— begin Records provided —
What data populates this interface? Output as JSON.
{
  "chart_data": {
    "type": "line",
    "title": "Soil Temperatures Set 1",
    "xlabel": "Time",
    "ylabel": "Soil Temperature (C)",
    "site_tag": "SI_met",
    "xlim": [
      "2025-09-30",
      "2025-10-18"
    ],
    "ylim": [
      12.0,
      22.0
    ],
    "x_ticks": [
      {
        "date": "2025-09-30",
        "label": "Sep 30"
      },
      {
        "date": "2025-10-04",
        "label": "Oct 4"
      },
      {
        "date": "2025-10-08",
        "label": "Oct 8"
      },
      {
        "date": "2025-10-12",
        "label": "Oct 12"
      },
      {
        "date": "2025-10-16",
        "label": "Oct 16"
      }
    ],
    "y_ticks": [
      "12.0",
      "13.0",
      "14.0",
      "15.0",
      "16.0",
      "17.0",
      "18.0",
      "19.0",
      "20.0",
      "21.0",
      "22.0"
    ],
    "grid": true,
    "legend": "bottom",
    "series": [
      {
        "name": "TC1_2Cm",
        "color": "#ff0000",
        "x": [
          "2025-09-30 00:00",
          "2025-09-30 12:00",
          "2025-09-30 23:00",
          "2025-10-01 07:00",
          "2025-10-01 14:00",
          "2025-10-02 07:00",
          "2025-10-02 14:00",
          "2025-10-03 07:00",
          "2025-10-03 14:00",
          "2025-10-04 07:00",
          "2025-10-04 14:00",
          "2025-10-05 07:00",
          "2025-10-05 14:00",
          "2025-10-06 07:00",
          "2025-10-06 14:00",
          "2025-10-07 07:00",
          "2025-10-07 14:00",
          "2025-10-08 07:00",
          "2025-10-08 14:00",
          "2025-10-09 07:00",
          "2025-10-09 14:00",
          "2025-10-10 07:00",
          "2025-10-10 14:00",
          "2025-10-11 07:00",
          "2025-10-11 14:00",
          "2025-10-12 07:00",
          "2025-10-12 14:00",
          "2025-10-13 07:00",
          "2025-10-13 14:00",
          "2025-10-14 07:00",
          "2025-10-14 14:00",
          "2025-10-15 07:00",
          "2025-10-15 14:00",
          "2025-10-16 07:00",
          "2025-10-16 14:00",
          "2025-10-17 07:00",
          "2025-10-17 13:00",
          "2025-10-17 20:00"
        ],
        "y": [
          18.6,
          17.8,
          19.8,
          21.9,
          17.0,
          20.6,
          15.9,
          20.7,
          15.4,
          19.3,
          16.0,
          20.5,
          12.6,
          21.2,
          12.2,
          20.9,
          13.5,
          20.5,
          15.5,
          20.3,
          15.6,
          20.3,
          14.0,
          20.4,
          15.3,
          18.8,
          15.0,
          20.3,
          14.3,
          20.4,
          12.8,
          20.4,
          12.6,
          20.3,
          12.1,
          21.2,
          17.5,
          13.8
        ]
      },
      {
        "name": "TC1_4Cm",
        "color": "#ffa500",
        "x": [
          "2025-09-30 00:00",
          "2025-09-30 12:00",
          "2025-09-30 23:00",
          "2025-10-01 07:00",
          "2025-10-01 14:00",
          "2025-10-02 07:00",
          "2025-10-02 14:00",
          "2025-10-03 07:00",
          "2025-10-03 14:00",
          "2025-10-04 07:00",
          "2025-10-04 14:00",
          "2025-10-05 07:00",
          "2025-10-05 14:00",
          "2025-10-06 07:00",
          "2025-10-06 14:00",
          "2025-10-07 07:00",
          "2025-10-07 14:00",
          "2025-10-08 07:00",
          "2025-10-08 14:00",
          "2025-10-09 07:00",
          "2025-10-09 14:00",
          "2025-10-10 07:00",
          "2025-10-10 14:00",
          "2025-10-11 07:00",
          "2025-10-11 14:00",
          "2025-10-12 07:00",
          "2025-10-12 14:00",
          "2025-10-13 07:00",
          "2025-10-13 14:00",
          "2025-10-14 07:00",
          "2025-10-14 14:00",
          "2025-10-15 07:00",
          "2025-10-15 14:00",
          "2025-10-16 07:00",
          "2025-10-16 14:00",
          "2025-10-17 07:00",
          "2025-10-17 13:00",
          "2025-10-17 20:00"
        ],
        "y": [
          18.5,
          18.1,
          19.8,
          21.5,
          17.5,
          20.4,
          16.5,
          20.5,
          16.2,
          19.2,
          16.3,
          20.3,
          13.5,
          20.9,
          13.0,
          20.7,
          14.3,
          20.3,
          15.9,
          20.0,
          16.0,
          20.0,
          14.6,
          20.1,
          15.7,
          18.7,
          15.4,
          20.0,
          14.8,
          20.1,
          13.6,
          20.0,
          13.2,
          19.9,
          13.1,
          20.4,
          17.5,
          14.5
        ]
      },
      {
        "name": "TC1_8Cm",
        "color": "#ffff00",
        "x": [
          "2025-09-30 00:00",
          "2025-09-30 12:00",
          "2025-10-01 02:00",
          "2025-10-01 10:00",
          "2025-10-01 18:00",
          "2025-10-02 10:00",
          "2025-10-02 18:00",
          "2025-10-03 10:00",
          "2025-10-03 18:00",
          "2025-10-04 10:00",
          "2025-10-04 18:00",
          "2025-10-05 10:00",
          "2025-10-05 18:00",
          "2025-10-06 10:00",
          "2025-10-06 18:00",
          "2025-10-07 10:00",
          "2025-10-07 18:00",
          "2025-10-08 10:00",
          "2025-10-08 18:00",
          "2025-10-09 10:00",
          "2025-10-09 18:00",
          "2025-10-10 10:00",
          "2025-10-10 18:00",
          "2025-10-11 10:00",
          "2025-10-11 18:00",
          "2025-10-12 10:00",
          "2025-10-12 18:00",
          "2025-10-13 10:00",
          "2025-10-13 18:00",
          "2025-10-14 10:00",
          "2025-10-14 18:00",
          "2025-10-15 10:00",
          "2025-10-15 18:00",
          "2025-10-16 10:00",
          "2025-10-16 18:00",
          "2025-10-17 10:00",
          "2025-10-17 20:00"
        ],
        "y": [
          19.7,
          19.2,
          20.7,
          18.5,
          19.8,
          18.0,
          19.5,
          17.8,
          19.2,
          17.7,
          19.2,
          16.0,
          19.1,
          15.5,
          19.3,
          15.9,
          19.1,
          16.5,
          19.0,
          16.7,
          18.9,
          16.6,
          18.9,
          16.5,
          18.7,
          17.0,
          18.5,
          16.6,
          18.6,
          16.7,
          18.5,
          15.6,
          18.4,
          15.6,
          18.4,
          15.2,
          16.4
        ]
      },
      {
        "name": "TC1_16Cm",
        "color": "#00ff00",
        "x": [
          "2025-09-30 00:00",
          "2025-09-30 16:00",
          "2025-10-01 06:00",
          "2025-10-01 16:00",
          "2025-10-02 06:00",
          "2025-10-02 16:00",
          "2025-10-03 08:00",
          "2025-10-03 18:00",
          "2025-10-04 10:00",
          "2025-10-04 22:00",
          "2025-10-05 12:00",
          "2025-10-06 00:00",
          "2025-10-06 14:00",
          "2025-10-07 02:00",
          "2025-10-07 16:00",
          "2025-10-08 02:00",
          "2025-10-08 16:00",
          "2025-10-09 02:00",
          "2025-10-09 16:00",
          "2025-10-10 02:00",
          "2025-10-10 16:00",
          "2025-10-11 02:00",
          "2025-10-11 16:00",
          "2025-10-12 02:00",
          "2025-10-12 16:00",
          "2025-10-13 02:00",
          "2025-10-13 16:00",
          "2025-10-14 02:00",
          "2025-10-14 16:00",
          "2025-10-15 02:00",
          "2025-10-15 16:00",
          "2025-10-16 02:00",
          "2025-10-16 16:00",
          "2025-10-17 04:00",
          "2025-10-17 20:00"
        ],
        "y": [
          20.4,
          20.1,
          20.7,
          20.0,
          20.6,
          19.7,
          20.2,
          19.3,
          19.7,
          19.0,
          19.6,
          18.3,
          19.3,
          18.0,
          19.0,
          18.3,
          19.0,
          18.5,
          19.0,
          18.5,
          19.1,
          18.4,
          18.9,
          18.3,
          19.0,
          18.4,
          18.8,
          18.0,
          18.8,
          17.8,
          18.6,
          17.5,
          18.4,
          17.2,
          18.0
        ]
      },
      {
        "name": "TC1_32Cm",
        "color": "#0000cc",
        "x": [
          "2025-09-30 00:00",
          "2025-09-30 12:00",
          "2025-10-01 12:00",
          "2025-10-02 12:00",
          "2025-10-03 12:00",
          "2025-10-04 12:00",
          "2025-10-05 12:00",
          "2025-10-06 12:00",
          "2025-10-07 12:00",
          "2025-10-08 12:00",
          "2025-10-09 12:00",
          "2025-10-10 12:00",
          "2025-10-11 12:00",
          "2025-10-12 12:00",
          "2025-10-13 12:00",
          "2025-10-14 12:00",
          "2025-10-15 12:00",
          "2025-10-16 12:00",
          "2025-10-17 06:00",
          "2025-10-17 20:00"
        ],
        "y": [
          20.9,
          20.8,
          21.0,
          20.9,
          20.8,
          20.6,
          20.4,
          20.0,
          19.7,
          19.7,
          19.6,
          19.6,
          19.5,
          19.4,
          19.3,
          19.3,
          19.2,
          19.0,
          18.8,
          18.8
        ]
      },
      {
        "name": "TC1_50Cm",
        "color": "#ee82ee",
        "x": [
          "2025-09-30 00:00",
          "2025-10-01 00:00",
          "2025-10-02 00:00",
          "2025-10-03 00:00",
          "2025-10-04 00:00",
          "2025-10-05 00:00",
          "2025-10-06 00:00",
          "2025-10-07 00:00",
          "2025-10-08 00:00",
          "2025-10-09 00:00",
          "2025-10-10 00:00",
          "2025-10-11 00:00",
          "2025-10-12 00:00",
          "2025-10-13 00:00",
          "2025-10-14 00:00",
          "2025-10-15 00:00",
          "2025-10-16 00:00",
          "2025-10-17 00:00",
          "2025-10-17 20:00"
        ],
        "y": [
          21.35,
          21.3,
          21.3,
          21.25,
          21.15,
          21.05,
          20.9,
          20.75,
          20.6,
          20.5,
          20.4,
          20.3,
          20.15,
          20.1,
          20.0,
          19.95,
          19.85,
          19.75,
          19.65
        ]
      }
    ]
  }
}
— end Records provided —
Work through the records line by line and tally those with the word "name". Report only the total.

§ Solution
6